(Stored items from a collection)
►

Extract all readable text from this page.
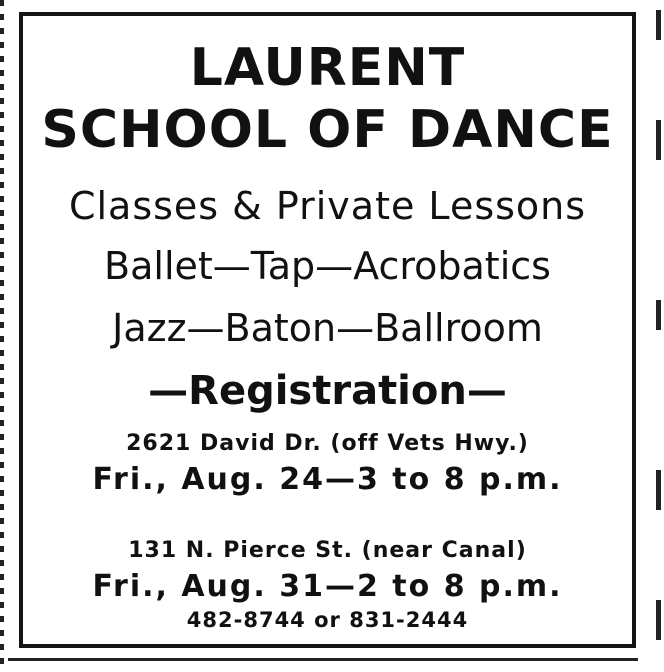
LAURENT
SCHOOL OF DANCE
Classes & Private Lessons
Ballet—Tap—Acrobatics
Jazz—Baton—Ballroom
—Registration—
2621 David Dr. (off Vets Hwy.)
Fri., Aug. 24—3 to 8 p.m.
131 N. Pierce St. (near Canal)
Fri., Aug. 31—2 to 8 p.m.
482-8744 or 831-2444
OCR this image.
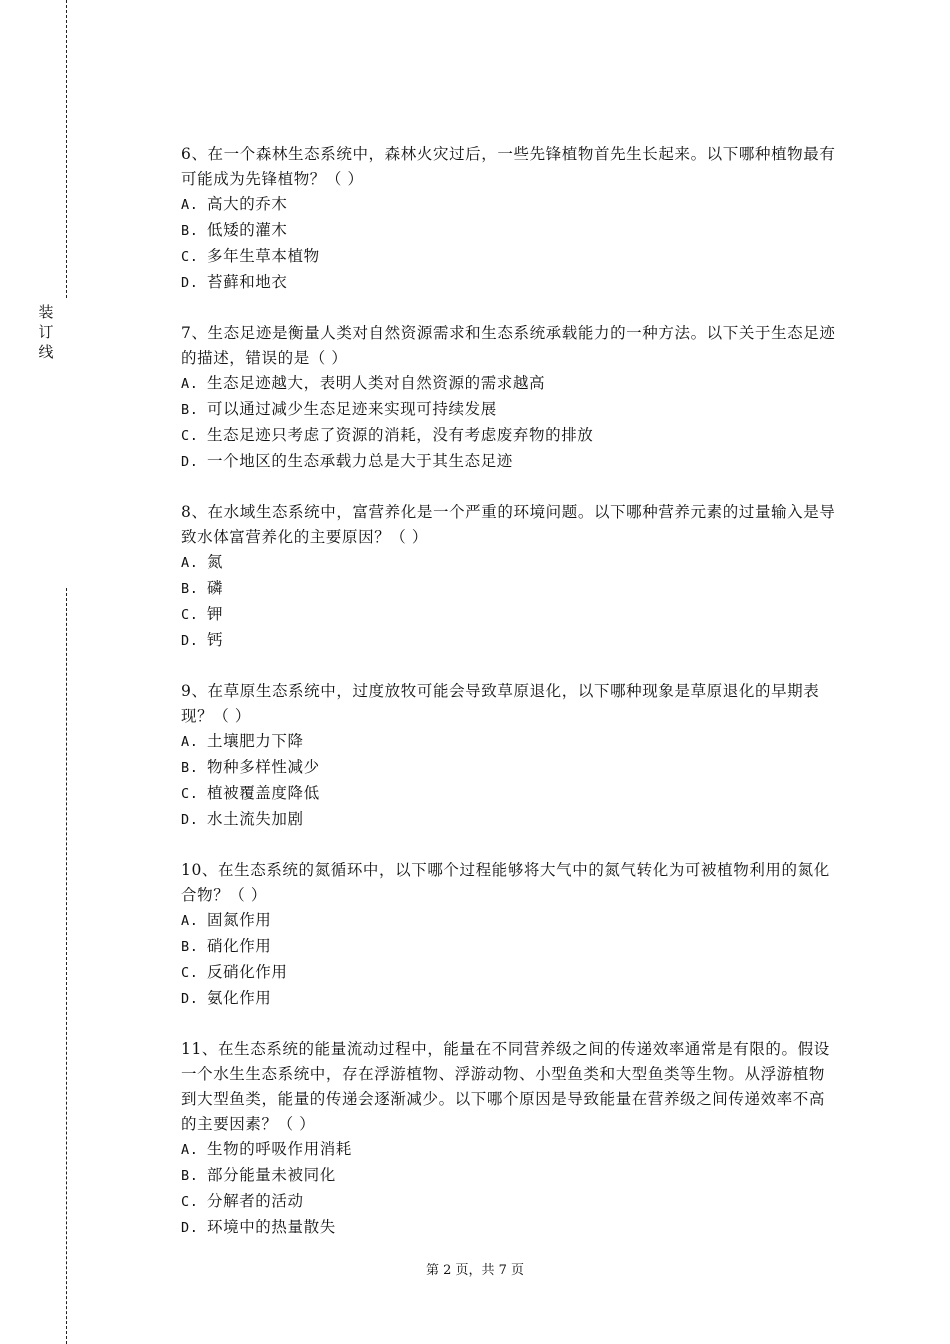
装
订
线

6、在一个森林生态系统中，森林火灾过后，一些先锋植物首先生长起来。以下哪种植物最有可能成为先锋植物？（ ）

A. 高大的乔木
B. 低矮的灌木
C. 多年生草本植物
D. 苔藓和地衣

7、生态足迹是衡量人类对自然资源需求和生态系统承载能力的一种方法。以下关于生态足迹的描述，错误的是（ ）

A. 生态足迹越大，表明人类对自然资源的需求越高
B. 可以通过减少生态足迹来实现可持续发展
C. 生态足迹只考虑了资源的消耗，没有考虑废弃物的排放
D. 一个地区的生态承载力总是大于其生态足迹

8、在水域生态系统中，富营养化是一个严重的环境问题。以下哪种营养元素的过量输入是导致水体富营养化的主要原因？（ ）

A. 氮
B. 磷
C. 钾
D. 钙

9、在草原生态系统中，过度放牧可能会导致草原退化，以下哪种现象是草原退化的早期表现？（ ）

A. 土壤肥力下降
B. 物种多样性减少
C. 植被覆盖度降低
D. 水土流失加剧

10、在生态系统的氮循环中，以下哪个过程能够将大气中的氮气转化为可被植物利用的氮化合物？（ ）

A. 固氮作用
B. 硝化作用
C. 反硝化作用
D. 氨化作用

11、在生态系统的能量流动过程中，能量在不同营养级之间的传递效率通常是有限的。假设一个水生生态系统中，存在浮游植物、浮游动物、小型鱼类和大型鱼类等生物。从浮游植物到大型鱼类，能量的传递会逐渐减少。以下哪个原因是导致能量在营养级之间传递效率不高的主要因素？（ ）

A. 生物的呼吸作用消耗
B. 部分能量未被同化
C. 分解者的活动
D. 环境中的热量散失
第 2 页，共 7 页
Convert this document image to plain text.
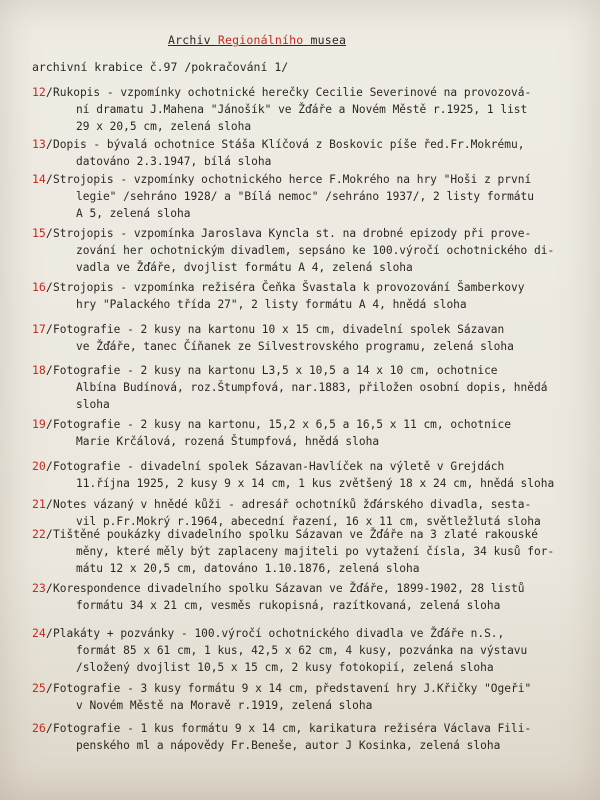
Archiv Regionálního musea
archivní krabice č.97 /pokračování 1/
12/ Rukopis - vzpomínky ochotnické herečky Cecilie Severinové na provozová-
ní dramatu J.Mahena "Jánošík" ve Žďáře a Novém Městě r.1925, 1 list
29 x 20,5 cm, zelená sloha
13/ Dopis - bývalá ochotnice Stáša Klíčová z Boskovic píše řed.Fr.Mokrému,
datováno 2.3.1947, bílá sloha
14/ Strojopis - vzpomínky ochotnického herce F.Mokrého na hry "Hoši z první
legie" /sehráno 1928/ a "Bílá nemoc" /sehráno 1937/, 2 listy formátu
A 5, zelená sloha
15/ Strojopis - vzpomínka Jaroslava Kyncla st. na drobné epizody při prove-
zování her ochotnickým divadlem, sepsáno ke 100.výročí ochotnického di-
vadla ve Žďáře, dvojlist formátu A 4, zelená sloha
16/ Strojopis - vzpomínka režiséra Čeňka Švastala k provozování Šamberkovy
hry "Palackého třída 27", 2 listy formátu A 4, hnědá sloha
17/ Fotografie - 2 kusy na kartonu 10 x 15 cm, divadelní spolek Sázavan
ve Žďáře, tanec Číňanek ze Silvestrovského programu, zelená sloha
18/ Fotografie - 2 kusy na kartonu L3,5 x 10,5 a 14 x 10 cm, ochotnice
Albína Budínová, roz.Štumpfová, nar.1883, přiložen osobní dopis, hnědá
sloha
19/ Fotografie - 2 kusy na kartonu, 15,2 x 6,5 a 16,5 x 11 cm, ochotnice
Marie Krčálová, rozená Štumpfová, hnědá sloha
20/ Fotografie - divadelní spolek Sázavan-Havlíček na výletě v Grejdách
11.října 1925, 2 kusy 9 x 14 cm, 1 kus zvětšený 18 x 24 cm, hnědá sloha
21/ Notes vázaný v hnědé kůži - adresář ochotníků žďárského divadla, sesta-
vil p.Fr.Mokrý r.1964, abecední řazení, 16 x 11 cm, světležlutá sloha
22/ Tištěné poukázky divadelního spolku Sázavan ve Žďáře na 3 zlaté rakouské
měny, které měly být zaplaceny majiteli po vytažení čísla, 34 kusů for-
mátu 12 x 20,5 cm, datováno 1.10.1876, zelená sloha
23/ Korespondence divadelního spolku Sázavan ve Žďáře, 1899-1902, 28 listů
formátu 34 x 21 cm, vesměs rukopisná, razítkovaná, zelená sloha
24/ Plakáty + pozvánky - 100.výročí ochotnického divadla ve Žďáře n.S.,
formát 85 x 61 cm, 1 kus, 42,5 x 62 cm, 4 kusy, pozvánka na výstavu
/složený dvojlist 10,5 x 15 cm, 2 kusy fotokopií, zelená sloha
25/ Fotografie - 3 kusy formátu 9 x 14 cm, představení hry J.Křičky "Ogeři"
v Novém Městě na Moravě r.1919, zelená sloha
26/ Fotografie - 1 kus formátu 9 x 14 cm, karikatura režiséra Václava Fili-
penského ml a nápovědy Fr.Beneše, autor J Kosinka, zelená sloha
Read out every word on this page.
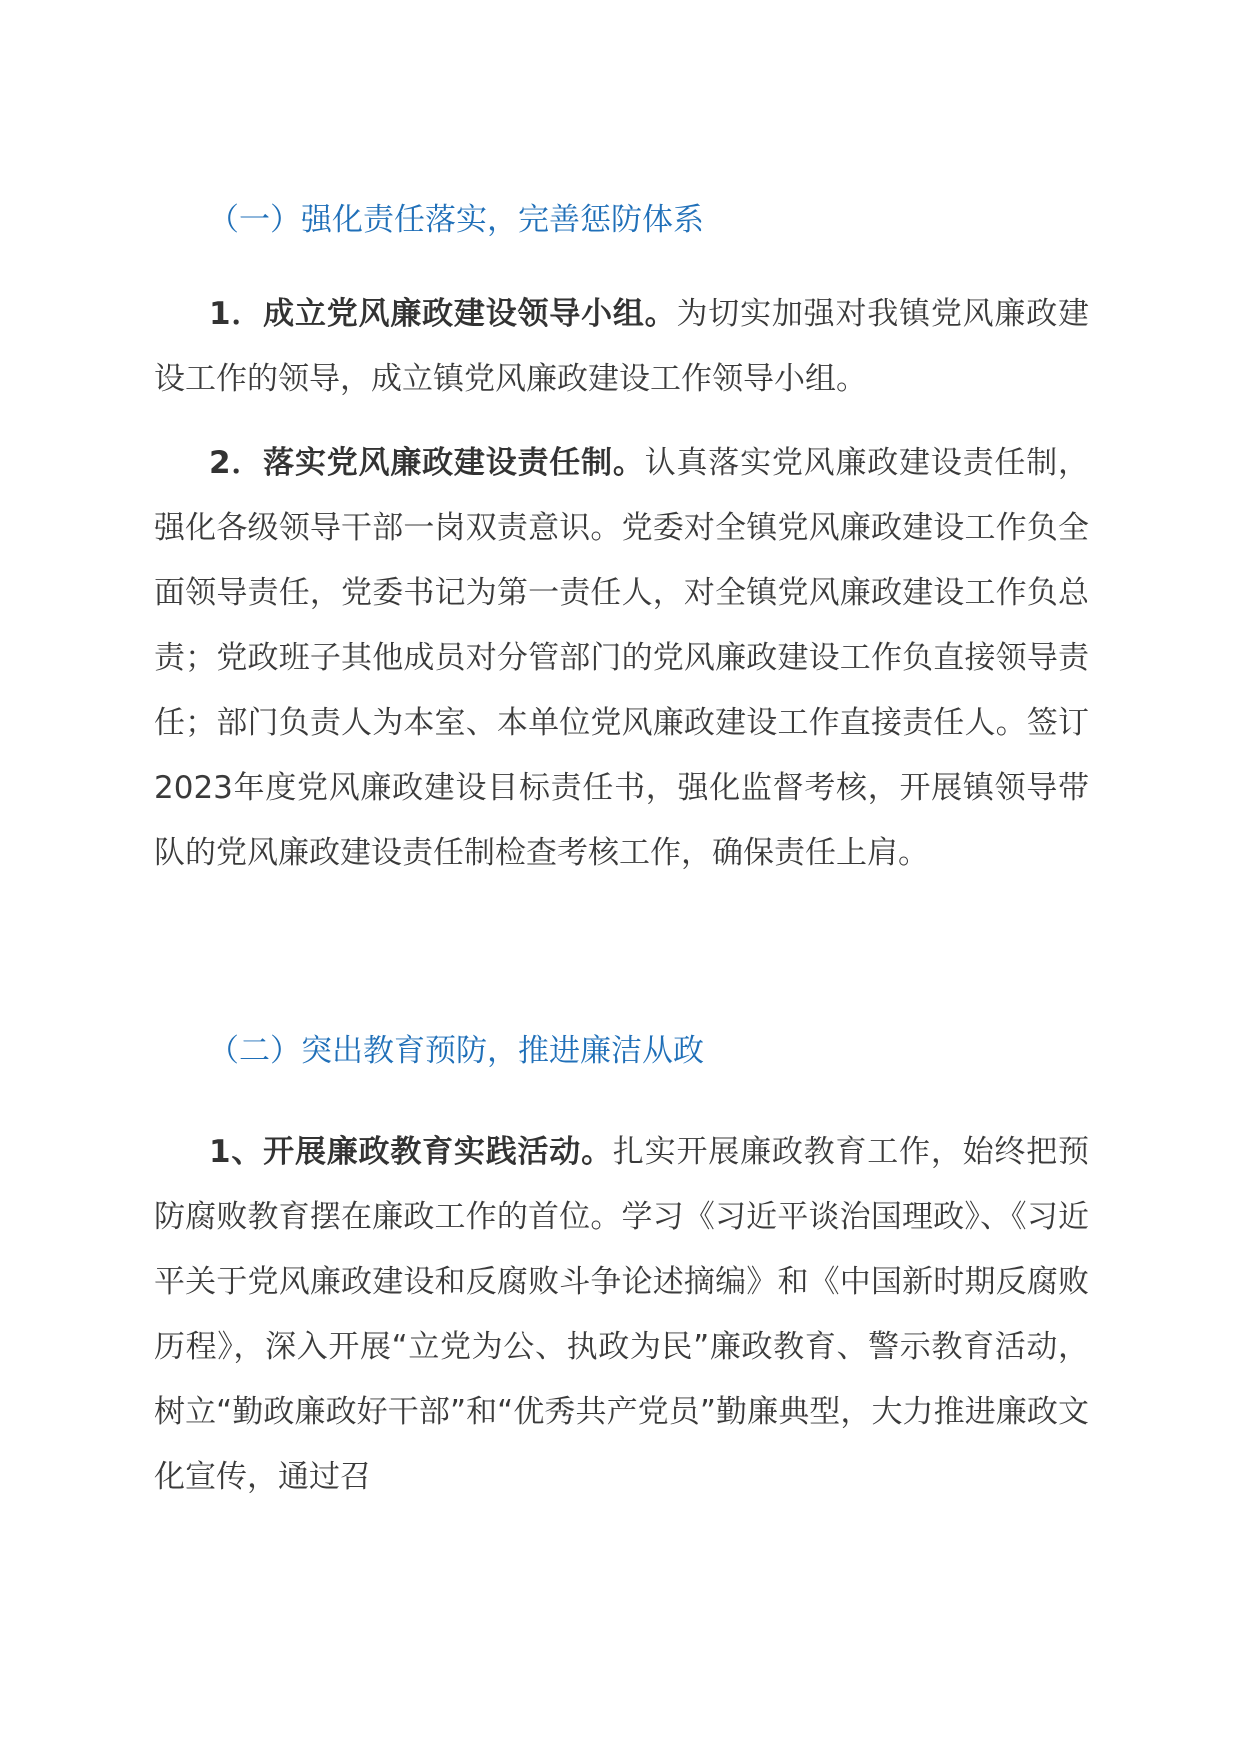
（一）强化责任落实，完善惩防体系

1．成立党风廉政建设领导小组。为切实加强对我镇党风廉政建设工作的领导，成立镇党风廉政建设工作领导小组。

2．落实党风廉政建设责任制。认真落实党风廉政建设责任制，强化各级领导干部一岗双责意识。党委对全镇党风廉政建设工作负全面领导责任，党委书记为第一责任人，对全镇党风廉政建设工作负总责；党政班子其他成员对分管部门的党风廉政建设工作负直接领导责任；部门负责人为本室、本单位党风廉政建设工作直接责任人。签订2023年度党风廉政建设目标责任书，强化监督考核，开展镇领导带队的党风廉政建设责任制检查考核工作，确保责任上肩。

（二）突出教育预防，推进廉洁从政

1、开展廉政教育实践活动。扎实开展廉政教育工作，始终把预防腐败教育摆在廉政工作的首位。学习《习近平谈治国理政》、《习近平关于党风廉政建设和反腐败斗争论述摘编》和《中国新时期反腐败历程》，深入开展“立党为公、执政为民”廉政教育、警示教育活动，树立“勤政廉政好干部”和“优秀共产党员”勤廉典型，大力推进廉政文化宣传，通过召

◄

[What is asked]
Take every line containing the word "datováno" and copy it.

[The solution]
datováno 2.3.1947, bílá sloha
mátu 12 x 20,5 cm, datováno 1.10.1876, zelená sloha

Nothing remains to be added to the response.